### Entries supplied:

--

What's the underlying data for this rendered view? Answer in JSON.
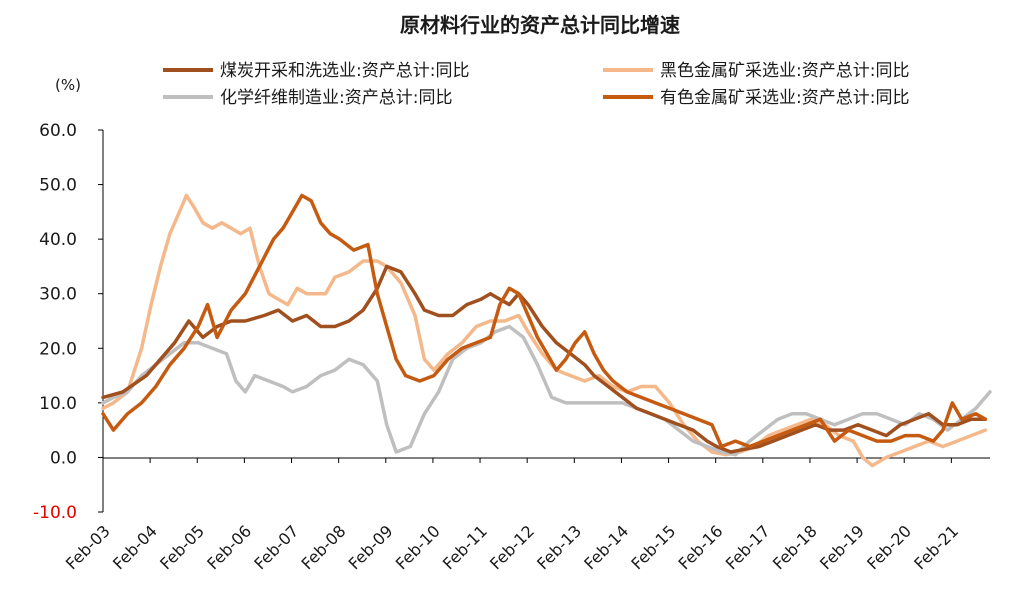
{
  "chart_data": {
    "type": "line",
    "title": "原材料行业的资产总计同比增速",
    "ylabel": "(%)",
    "ylim": [
      -10,
      60
    ],
    "ytick_labels": [
      "60.0",
      "50.0",
      "40.0",
      "30.0",
      "20.0",
      "10.0",
      "0.0",
      "-10.0"
    ],
    "xtick_labels": [
      "Feb-03",
      "Feb-04",
      "Feb-05",
      "Feb-06",
      "Feb-07",
      "Feb-08",
      "Feb-09",
      "Feb-10",
      "Feb-11",
      "Feb-12",
      "Feb-13",
      "Feb-14",
      "Feb-15",
      "Feb-16",
      "Feb-17",
      "Feb-18",
      "Feb-19",
      "Feb-20",
      "Feb-21"
    ],
    "grid": false,
    "legend_position": "top",
    "series": [
      {
        "name": "煤炭开采和洗选业:资产总计:同比",
        "color": "#a0501e",
        "width": 3.5,
        "points": [
          [
            2003.08,
            11
          ],
          [
            2003.5,
            12
          ],
          [
            2004.0,
            15
          ],
          [
            2004.3,
            18
          ],
          [
            2004.6,
            21
          ],
          [
            2004.9,
            25
          ],
          [
            2005.2,
            22
          ],
          [
            2005.5,
            24
          ],
          [
            2005.8,
            25
          ],
          [
            2006.1,
            25
          ],
          [
            2006.5,
            26
          ],
          [
            2006.8,
            27
          ],
          [
            2007.1,
            25
          ],
          [
            2007.4,
            26
          ],
          [
            2007.7,
            24
          ],
          [
            2008.0,
            24
          ],
          [
            2008.3,
            25
          ],
          [
            2008.6,
            27
          ],
          [
            2008.9,
            31
          ],
          [
            2009.1,
            35
          ],
          [
            2009.4,
            34
          ],
          [
            2009.7,
            30
          ],
          [
            2009.9,
            27
          ],
          [
            2010.2,
            26
          ],
          [
            2010.5,
            26
          ],
          [
            2010.8,
            28
          ],
          [
            2011.1,
            29
          ],
          [
            2011.3,
            30
          ],
          [
            2011.5,
            29
          ],
          [
            2011.7,
            28
          ],
          [
            2011.9,
            30
          ],
          [
            2012.1,
            28
          ],
          [
            2012.4,
            24
          ],
          [
            2012.7,
            21
          ],
          [
            2013.0,
            19
          ],
          [
            2013.3,
            17
          ],
          [
            2013.5,
            15
          ],
          [
            2013.8,
            13
          ],
          [
            2014.1,
            11
          ],
          [
            2014.4,
            9
          ],
          [
            2014.7,
            8
          ],
          [
            2015.0,
            7
          ],
          [
            2015.3,
            6
          ],
          [
            2015.6,
            5
          ],
          [
            2015.9,
            3
          ],
          [
            2016.1,
            2
          ],
          [
            2016.4,
            1
          ],
          [
            2016.7,
            1.5
          ],
          [
            2017.0,
            2
          ],
          [
            2017.3,
            3
          ],
          [
            2017.6,
            4
          ],
          [
            2017.9,
            5
          ],
          [
            2018.2,
            6
          ],
          [
            2018.5,
            5
          ],
          [
            2018.8,
            5
          ],
          [
            2019.1,
            6
          ],
          [
            2019.4,
            5
          ],
          [
            2019.7,
            4
          ],
          [
            2020.0,
            6
          ],
          [
            2020.3,
            7
          ],
          [
            2020.6,
            8
          ],
          [
            2020.9,
            6
          ],
          [
            2021.2,
            6
          ],
          [
            2021.5,
            7
          ],
          [
            2021.8,
            7
          ]
        ]
      },
      {
        "name": "黑色金属矿采选业:资产总计:同比",
        "color": "#f5b88a",
        "width": 3.5,
        "points": [
          [
            2003.08,
            9
          ],
          [
            2003.3,
            10
          ],
          [
            2003.6,
            12
          ],
          [
            2003.9,
            20
          ],
          [
            2004.1,
            28
          ],
          [
            2004.3,
            35
          ],
          [
            2004.5,
            41
          ],
          [
            2004.7,
            45
          ],
          [
            2004.85,
            48
          ],
          [
            2005.0,
            46
          ],
          [
            2005.2,
            43
          ],
          [
            2005.4,
            42
          ],
          [
            2005.6,
            43
          ],
          [
            2005.8,
            42
          ],
          [
            2006.0,
            41
          ],
          [
            2006.2,
            42
          ],
          [
            2006.4,
            35
          ],
          [
            2006.6,
            30
          ],
          [
            2006.8,
            29
          ],
          [
            2007.0,
            28
          ],
          [
            2007.2,
            31
          ],
          [
            2007.4,
            30
          ],
          [
            2007.6,
            30
          ],
          [
            2007.8,
            30
          ],
          [
            2008.0,
            33
          ],
          [
            2008.3,
            34
          ],
          [
            2008.6,
            36
          ],
          [
            2008.9,
            36
          ],
          [
            2009.1,
            35
          ],
          [
            2009.4,
            32
          ],
          [
            2009.7,
            26
          ],
          [
            2009.9,
            18
          ],
          [
            2010.1,
            16
          ],
          [
            2010.4,
            19
          ],
          [
            2010.7,
            21
          ],
          [
            2011.0,
            24
          ],
          [
            2011.3,
            25
          ],
          [
            2011.6,
            25
          ],
          [
            2011.9,
            26
          ],
          [
            2012.1,
            23
          ],
          [
            2012.4,
            19
          ],
          [
            2012.7,
            16
          ],
          [
            2013.0,
            15
          ],
          [
            2013.3,
            14
          ],
          [
            2013.6,
            15
          ],
          [
            2013.9,
            13
          ],
          [
            2014.2,
            12
          ],
          [
            2014.5,
            13
          ],
          [
            2014.8,
            13
          ],
          [
            2015.1,
            10
          ],
          [
            2015.4,
            6
          ],
          [
            2015.7,
            3
          ],
          [
            2016.0,
            1
          ],
          [
            2016.3,
            0.5
          ],
          [
            2016.6,
            1
          ],
          [
            2016.9,
            2
          ],
          [
            2017.2,
            4
          ],
          [
            2017.5,
            5
          ],
          [
            2017.8,
            6
          ],
          [
            2018.1,
            7
          ],
          [
            2018.4,
            6
          ],
          [
            2018.7,
            4
          ],
          [
            2019.0,
            3
          ],
          [
            2019.2,
            0
          ],
          [
            2019.4,
            -1.5
          ],
          [
            2019.7,
            0
          ],
          [
            2020.0,
            1
          ],
          [
            2020.3,
            2
          ],
          [
            2020.6,
            3
          ],
          [
            2020.9,
            2
          ],
          [
            2021.2,
            3
          ],
          [
            2021.5,
            4
          ],
          [
            2021.8,
            5
          ]
        ]
      },
      {
        "name": "化学纤维制造业:资产总计:同比",
        "color": "#bfbfbf",
        "width": 3.5,
        "points": [
          [
            2003.08,
            10
          ],
          [
            2003.3,
            11
          ],
          [
            2003.6,
            12
          ],
          [
            2003.9,
            15
          ],
          [
            2004.2,
            17
          ],
          [
            2004.5,
            19
          ],
          [
            2004.8,
            21
          ],
          [
            2005.1,
            21
          ],
          [
            2005.4,
            20
          ],
          [
            2005.7,
            19
          ],
          [
            2005.9,
            14
          ],
          [
            2006.1,
            12
          ],
          [
            2006.3,
            15
          ],
          [
            2006.6,
            14
          ],
          [
            2006.9,
            13
          ],
          [
            2007.1,
            12
          ],
          [
            2007.4,
            13
          ],
          [
            2007.7,
            15
          ],
          [
            2008.0,
            16
          ],
          [
            2008.3,
            18
          ],
          [
            2008.6,
            17
          ],
          [
            2008.9,
            14
          ],
          [
            2009.1,
            6
          ],
          [
            2009.3,
            1
          ],
          [
            2009.6,
            2
          ],
          [
            2009.9,
            8
          ],
          [
            2010.2,
            12
          ],
          [
            2010.5,
            18
          ],
          [
            2010.8,
            20
          ],
          [
            2011.1,
            21
          ],
          [
            2011.4,
            23
          ],
          [
            2011.7,
            24
          ],
          [
            2012.0,
            22
          ],
          [
            2012.3,
            17
          ],
          [
            2012.6,
            11
          ],
          [
            2012.9,
            10
          ],
          [
            2013.2,
            10
          ],
          [
            2013.5,
            10
          ],
          [
            2013.8,
            10
          ],
          [
            2014.1,
            10
          ],
          [
            2014.4,
            9
          ],
          [
            2014.7,
            8
          ],
          [
            2015.0,
            7
          ],
          [
            2015.3,
            5
          ],
          [
            2015.6,
            3
          ],
          [
            2015.9,
            2
          ],
          [
            2016.2,
            1
          ],
          [
            2016.5,
            0.5
          ],
          [
            2016.8,
            3
          ],
          [
            2017.1,
            5
          ],
          [
            2017.4,
            7
          ],
          [
            2017.7,
            8
          ],
          [
            2018.0,
            8
          ],
          [
            2018.3,
            7
          ],
          [
            2018.6,
            6
          ],
          [
            2018.9,
            7
          ],
          [
            2019.2,
            8
          ],
          [
            2019.5,
            8
          ],
          [
            2019.8,
            7
          ],
          [
            2020.1,
            6
          ],
          [
            2020.4,
            8
          ],
          [
            2020.7,
            7
          ],
          [
            2021.0,
            5
          ],
          [
            2021.3,
            7
          ],
          [
            2021.6,
            9
          ],
          [
            2021.9,
            12
          ]
        ]
      },
      {
        "name": "有色金属矿采选业:资产总计:同比",
        "color": "#c55a11",
        "width": 3.5,
        "points": [
          [
            2003.08,
            8
          ],
          [
            2003.3,
            5
          ],
          [
            2003.6,
            8
          ],
          [
            2003.9,
            10
          ],
          [
            2004.2,
            13
          ],
          [
            2004.5,
            17
          ],
          [
            2004.8,
            20
          ],
          [
            2005.1,
            24
          ],
          [
            2005.3,
            28
          ],
          [
            2005.5,
            22
          ],
          [
            2005.8,
            27
          ],
          [
            2006.1,
            30
          ],
          [
            2006.4,
            35
          ],
          [
            2006.7,
            40
          ],
          [
            2006.9,
            42
          ],
          [
            2007.1,
            45
          ],
          [
            2007.3,
            48
          ],
          [
            2007.5,
            47
          ],
          [
            2007.7,
            43
          ],
          [
            2007.9,
            41
          ],
          [
            2008.1,
            40
          ],
          [
            2008.4,
            38
          ],
          [
            2008.7,
            39
          ],
          [
            2008.9,
            30
          ],
          [
            2009.1,
            24
          ],
          [
            2009.3,
            18
          ],
          [
            2009.5,
            15
          ],
          [
            2009.8,
            14
          ],
          [
            2010.1,
            15
          ],
          [
            2010.4,
            18
          ],
          [
            2010.7,
            20
          ],
          [
            2011.0,
            21
          ],
          [
            2011.3,
            22
          ],
          [
            2011.5,
            28
          ],
          [
            2011.7,
            31
          ],
          [
            2011.9,
            30
          ],
          [
            2012.1,
            26
          ],
          [
            2012.3,
            22
          ],
          [
            2012.5,
            19
          ],
          [
            2012.7,
            16
          ],
          [
            2012.9,
            18
          ],
          [
            2013.1,
            21
          ],
          [
            2013.3,
            23
          ],
          [
            2013.5,
            19
          ],
          [
            2013.7,
            16
          ],
          [
            2013.9,
            14
          ],
          [
            2014.2,
            12
          ],
          [
            2014.5,
            11
          ],
          [
            2014.8,
            10
          ],
          [
            2015.1,
            9
          ],
          [
            2015.4,
            8
          ],
          [
            2015.7,
            7
          ],
          [
            2016.0,
            6
          ],
          [
            2016.2,
            2
          ],
          [
            2016.5,
            3
          ],
          [
            2016.8,
            2
          ],
          [
            2017.1,
            3
          ],
          [
            2017.4,
            4
          ],
          [
            2017.7,
            5
          ],
          [
            2018.0,
            6
          ],
          [
            2018.3,
            7
          ],
          [
            2018.6,
            3
          ],
          [
            2018.9,
            5
          ],
          [
            2019.2,
            4
          ],
          [
            2019.5,
            3
          ],
          [
            2019.8,
            3
          ],
          [
            2020.1,
            4
          ],
          [
            2020.4,
            4
          ],
          [
            2020.7,
            3
          ],
          [
            2020.9,
            5
          ],
          [
            2021.1,
            10
          ],
          [
            2021.3,
            7
          ],
          [
            2021.6,
            8
          ],
          [
            2021.8,
            7
          ]
        ]
      }
    ]
  }
}
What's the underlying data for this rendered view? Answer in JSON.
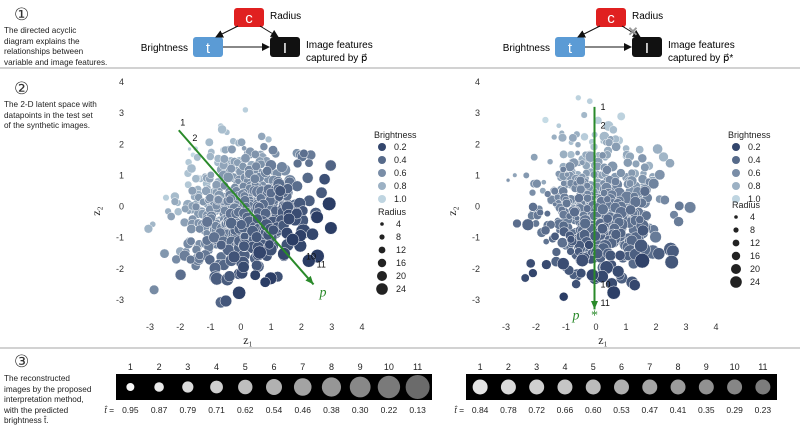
{
  "panels": [
    {
      "number": "①",
      "description": [
        "The directed acyclic",
        "diagram explains the",
        "relationships between",
        "variable and image features."
      ]
    },
    {
      "number": "②",
      "description": [
        "The 2-D latent space with",
        "datapoints in the test set",
        "of the synthetic images."
      ]
    },
    {
      "number": "③",
      "description": [
        "The reconstructed",
        "images by the proposed",
        "interpretation method,",
        "with the predicted",
        "brightness  t̂."
      ]
    }
  ],
  "dag": {
    "left": {
      "c": "c",
      "t": "t",
      "I": "I",
      "radius": "Radius",
      "brightness": "Brightness",
      "features_line1": "Image features",
      "features_line2": "captured by p⃗"
    },
    "right": {
      "c": "c",
      "t": "t",
      "I": "I",
      "radius": "Radius",
      "brightness": "Brightness",
      "features_line1": "Image features",
      "features_line2": "captured by p⃗*",
      "blocked_mark": "✕"
    },
    "colors": {
      "c_node": "#e02020",
      "t_node": "#5b9bd5",
      "I_node": "#111111"
    }
  },
  "chart_data": [
    {
      "type": "scatter",
      "xlabel": "z₁",
      "ylabel": "z₂",
      "xlim": [
        -3.4,
        4.4
      ],
      "ylim": [
        -3.5,
        4.4
      ],
      "xticks": [
        "-3",
        "-2",
        "-1",
        "0",
        "1",
        "2",
        "3",
        "4"
      ],
      "yticks": [
        "-3",
        "-2",
        "-1",
        "0",
        "1",
        "2",
        "3",
        "4"
      ],
      "color_legend_title": "Brightness",
      "color_legend": [
        "0.2",
        "0.4",
        "0.6",
        "0.8",
        "1.0"
      ],
      "size_legend_title": "Radius",
      "size_legend": [
        "4",
        "8",
        "12",
        "16",
        "20",
        "24"
      ],
      "legend_position": "right",
      "grid": false,
      "direction_vector": {
        "label": "p⃗",
        "color": "#2a8a2a",
        "from": [
          -2.05,
          2.45
        ],
        "to": [
          2.4,
          -2.5
        ]
      },
      "vector_ticks": [
        {
          "label": "1",
          "x": -2.0,
          "y": 2.6
        },
        {
          "label": "2",
          "x": -1.6,
          "y": 2.1
        },
        {
          "label": "10",
          "x": 2.15,
          "y": -1.7
        },
        {
          "label": "11",
          "x": 2.5,
          "y": -1.95
        }
      ]
    },
    {
      "type": "scatter",
      "xlabel": "z₁",
      "ylabel": "z₂",
      "xlim": [
        -3.4,
        4.5
      ],
      "ylim": [
        -3.5,
        4.2
      ],
      "xticks": [
        "-3",
        "-2",
        "-1",
        "0",
        "1",
        "2",
        "3",
        "4"
      ],
      "yticks": [
        "-3",
        "-2",
        "-1",
        "0",
        "1",
        "2",
        "3",
        "4"
      ],
      "color_legend_title": "Brightness",
      "color_legend": [
        "0.2",
        "0.4",
        "0.6",
        "0.8",
        "1.0"
      ],
      "size_legend_title": "Radius",
      "size_legend": [
        "4",
        "8",
        "12",
        "16",
        "20",
        "24"
      ],
      "legend_position": "right",
      "grid": false,
      "direction_vector": {
        "label": "p⃗*",
        "color": "#2a8a2a",
        "from": [
          -0.05,
          3.2
        ],
        "to": [
          -0.05,
          -3.3
        ]
      },
      "vector_ticks": [
        {
          "label": "1",
          "x": 0.15,
          "y": 3.1
        },
        {
          "label": "2",
          "x": 0.15,
          "y": 2.5
        },
        {
          "label": "10",
          "x": 0.15,
          "y": -2.6
        },
        {
          "label": "11",
          "x": 0.15,
          "y": -3.2
        }
      ]
    }
  ],
  "reconstructions": [
    {
      "indices": [
        "1",
        "2",
        "3",
        "4",
        "5",
        "6",
        "7",
        "8",
        "9",
        "10",
        "11"
      ],
      "t_hat_label": "t̂ =",
      "t_hat": [
        "0.95",
        "0.87",
        "0.79",
        "0.71",
        "0.62",
        "0.54",
        "0.46",
        "0.38",
        "0.30",
        "0.22",
        "0.13"
      ],
      "radius_trend": "increasing"
    },
    {
      "indices": [
        "1",
        "2",
        "3",
        "4",
        "5",
        "6",
        "7",
        "8",
        "9",
        "10",
        "11"
      ],
      "t_hat_label": "t̂ =",
      "t_hat": [
        "0.84",
        "0.78",
        "0.72",
        "0.66",
        "0.60",
        "0.53",
        "0.47",
        "0.41",
        "0.35",
        "0.29",
        "0.23"
      ],
      "radius_trend": "constant"
    }
  ]
}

--

### What to do:
Each line above that holds the string "name" should be copied and shown.

### Reply to the task:
        "name": "煤炭开采和洗选业:资产总计:同比",
        "name": "黑色金属矿采选业:资产总计:同比",
        "name": "化学纤维制造业:资产总计:同比",
        "name": "有色金属矿采选业:资产总计:同比",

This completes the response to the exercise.